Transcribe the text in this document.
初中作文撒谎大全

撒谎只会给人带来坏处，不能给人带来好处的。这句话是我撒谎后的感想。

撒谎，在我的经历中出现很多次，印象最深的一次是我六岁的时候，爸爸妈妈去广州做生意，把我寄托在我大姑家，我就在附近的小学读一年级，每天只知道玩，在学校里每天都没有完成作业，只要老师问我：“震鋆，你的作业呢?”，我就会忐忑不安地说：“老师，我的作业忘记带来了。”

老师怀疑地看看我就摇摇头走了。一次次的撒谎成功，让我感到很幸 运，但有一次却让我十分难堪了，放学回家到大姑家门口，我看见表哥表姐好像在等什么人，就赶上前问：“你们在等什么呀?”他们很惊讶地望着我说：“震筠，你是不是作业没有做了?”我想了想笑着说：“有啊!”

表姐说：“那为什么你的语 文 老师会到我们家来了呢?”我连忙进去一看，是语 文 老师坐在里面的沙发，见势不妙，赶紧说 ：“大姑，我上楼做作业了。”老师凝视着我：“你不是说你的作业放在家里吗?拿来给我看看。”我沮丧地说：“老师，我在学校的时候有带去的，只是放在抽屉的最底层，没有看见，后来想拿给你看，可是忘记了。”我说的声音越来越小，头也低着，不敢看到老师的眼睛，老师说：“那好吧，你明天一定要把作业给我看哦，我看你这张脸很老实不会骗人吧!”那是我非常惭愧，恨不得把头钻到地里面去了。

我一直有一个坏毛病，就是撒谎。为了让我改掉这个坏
----
Written problem —
Write the entire listing out again, word for word.

Answer to the task —
Transcribe the text in this document.
初中作文撒谎大全

撒谎只会给人带来坏处，不能给人带来好处的。这句话是我撒谎后的感想。

撒谎，在我的经历中出现很多次，印象最深的一次是我六岁的时候，爸爸妈妈去广州做生意，把我寄托在我大姑家，我就在附近的小学读一年级，每天只知道玩，在学校里每天都没有完成作业，只要老师问我：“震鋆，你的作业呢?”，我就会忐忑不安地说：“老师，我的作业忘记带来了。”

老师怀疑地看看我就摇摇头走了。一次次的撒谎成功，让我感到很幸 运，但有一次却让我十分难堪了，放学回家到大姑家门口，我看见表哥表姐好像在等什么人，就赶上前问：“你们在等什么呀?”他们很惊讶地望着我说：“震筠，你是不是作业没有做了?”我想了想笑着说：“有啊!”

表姐说：“那为什么你的语 文 老师会到我们家来了呢?”我连忙进去一看，是语 文 老师坐在里面的沙发，见势不妙，赶紧说 ：“大姑，我上楼做作业了。”老师凝视着我：“你不是说你的作业放在家里吗?拿来给我看看。”我沮丧地说：“老师，我在学校的时候有带去的，只是放在抽屉的最底层，没有看见，后来想拿给你看，可是忘记了。”我说的声音越来越小，头也低着，不敢看到老师的眼睛，老师说：“那好吧，你明天一定要把作业给我看哦，我看你这张脸很老实不会骗人吧!”那是我非常惭愧，恨不得把头钻到地里面去了。

我一直有一个坏毛病，就是撒谎。为了让我改掉这个坏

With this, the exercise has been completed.